Exercise details: Below is a listing; copy all of it exactly.

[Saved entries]
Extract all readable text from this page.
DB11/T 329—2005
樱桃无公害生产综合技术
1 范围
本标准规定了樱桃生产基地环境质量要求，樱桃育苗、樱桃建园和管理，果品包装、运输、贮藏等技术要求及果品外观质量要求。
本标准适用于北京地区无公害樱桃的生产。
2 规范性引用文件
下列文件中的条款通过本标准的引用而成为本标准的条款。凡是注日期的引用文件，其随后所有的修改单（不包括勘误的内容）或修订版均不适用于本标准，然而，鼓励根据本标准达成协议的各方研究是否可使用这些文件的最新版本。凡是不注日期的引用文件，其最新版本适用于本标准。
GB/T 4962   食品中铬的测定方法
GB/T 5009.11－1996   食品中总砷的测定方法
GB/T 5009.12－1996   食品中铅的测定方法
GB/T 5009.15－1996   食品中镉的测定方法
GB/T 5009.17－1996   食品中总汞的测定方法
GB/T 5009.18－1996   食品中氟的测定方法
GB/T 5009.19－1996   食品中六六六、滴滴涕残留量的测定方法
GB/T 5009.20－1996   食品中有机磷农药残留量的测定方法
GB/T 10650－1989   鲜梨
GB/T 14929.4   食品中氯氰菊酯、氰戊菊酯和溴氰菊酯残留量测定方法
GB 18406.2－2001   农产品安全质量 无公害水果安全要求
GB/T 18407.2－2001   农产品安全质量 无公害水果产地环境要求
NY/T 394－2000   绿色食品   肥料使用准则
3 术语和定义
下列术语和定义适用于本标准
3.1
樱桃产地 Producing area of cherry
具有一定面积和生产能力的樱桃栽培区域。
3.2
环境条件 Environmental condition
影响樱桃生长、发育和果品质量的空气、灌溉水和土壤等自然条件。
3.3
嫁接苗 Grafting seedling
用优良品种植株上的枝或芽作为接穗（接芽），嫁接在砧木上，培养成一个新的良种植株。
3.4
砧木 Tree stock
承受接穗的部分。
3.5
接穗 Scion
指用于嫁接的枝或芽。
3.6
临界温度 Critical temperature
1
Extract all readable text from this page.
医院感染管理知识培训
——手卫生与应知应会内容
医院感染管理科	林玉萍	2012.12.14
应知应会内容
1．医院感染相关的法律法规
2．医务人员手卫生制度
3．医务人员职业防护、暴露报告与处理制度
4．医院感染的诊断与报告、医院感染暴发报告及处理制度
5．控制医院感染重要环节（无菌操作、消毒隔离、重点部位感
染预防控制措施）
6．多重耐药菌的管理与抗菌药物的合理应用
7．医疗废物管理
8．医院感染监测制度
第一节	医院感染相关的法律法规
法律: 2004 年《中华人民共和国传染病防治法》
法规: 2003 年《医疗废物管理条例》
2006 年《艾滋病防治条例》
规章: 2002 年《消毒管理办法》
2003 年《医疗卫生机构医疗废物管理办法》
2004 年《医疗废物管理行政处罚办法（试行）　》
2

Result for this exercise:
Extract all readable text from this page.
DB11/T 329—2005
樱桃无公害生产综合技术
1 范围
本标准规定了樱桃生产基地环境质量要求，樱桃育苗、樱桃建园和管理，果品包装、运输、贮藏等技术要求及果品外观质量要求。
本标准适用于北京地区无公害樱桃的生产。
2 规范性引用文件
下列文件中的条款通过本标准的引用而成为本标准的条款。凡是注日期的引用文件，其随后所有的修改单（不包括勘误的内容）或修订版均不适用于本标准，然而，鼓励根据本标准达成协议的各方研究是否可使用这些文件的最新版本。凡是不注日期的引用文件，其最新版本适用于本标准。
GB/T 4962   食品中铬的测定方法
GB/T 5009.11－1996   食品中总砷的测定方法
GB/T 5009.12－1996   食品中铅的测定方法
GB/T 5009.15－1996   食品中镉的测定方法
GB/T 5009.17－1996   食品中总汞的测定方法
GB/T 5009.18－1996   食品中氟的测定方法
GB/T 5009.19－1996   食品中六六六、滴滴涕残留量的测定方法
GB/T 5009.20－1996   食品中有机磷农药残留量的测定方法
GB/T 10650－1989   鲜梨
GB/T 14929.4   食品中氯氰菊酯、氰戊菊酯和溴氰菊酯残留量测定方法
GB 18406.2－2001   农产品安全质量 无公害水果安全要求
GB/T 18407.2－2001   农产品安全质量 无公害水果产地环境要求
NY/T 394－2000   绿色食品   肥料使用准则
3 术语和定义
下列术语和定义适用于本标准
3.1
樱桃产地 Producing area of cherry
具有一定面积和生产能力的樱桃栽培区域。
3.2
环境条件 Environmental condition
影响樱桃生长、发育和果品质量的空气、灌溉水和土壤等自然条件。
3.3
嫁接苗 Grafting seedling
用优良品种植株上的枝或芽作为接穗（接芽），嫁接在砧木上，培养成一个新的良种植株。
3.4
砧木 Tree stock
承受接穗的部分。
3.5
接穗 Scion
指用于嫁接的枝或芽。
3.6
临界温度 Critical temperature
1
Extract all readable text from this page.
医院感染管理知识培训
——手卫生与应知应会内容
医院感染管理科	林玉萍	2012.12.14
应知应会内容
1．医院感染相关的法律法规
2．医务人员手卫生制度
3．医务人员职业防护、暴露报告与处理制度
4．医院感染的诊断与报告、医院感染暴发报告及处理制度
5．控制医院感染重要环节（无菌操作、消毒隔离、重点部位感
染预防控制措施）
6．多重耐药菌的管理与抗菌药物的合理应用
7．医疗废物管理
8．医院感染监测制度
第一节	医院感染相关的法律法规
法律: 2004 年《中华人民共和国传染病防治法》
法规: 2003 年《医疗废物管理条例》
2006 年《艾滋病防治条例》
规章: 2002 年《消毒管理办法》
2003 年《医疗卫生机构医疗废物管理办法》
2004 年《医疗废物管理行政处罚办法（试行）　》
2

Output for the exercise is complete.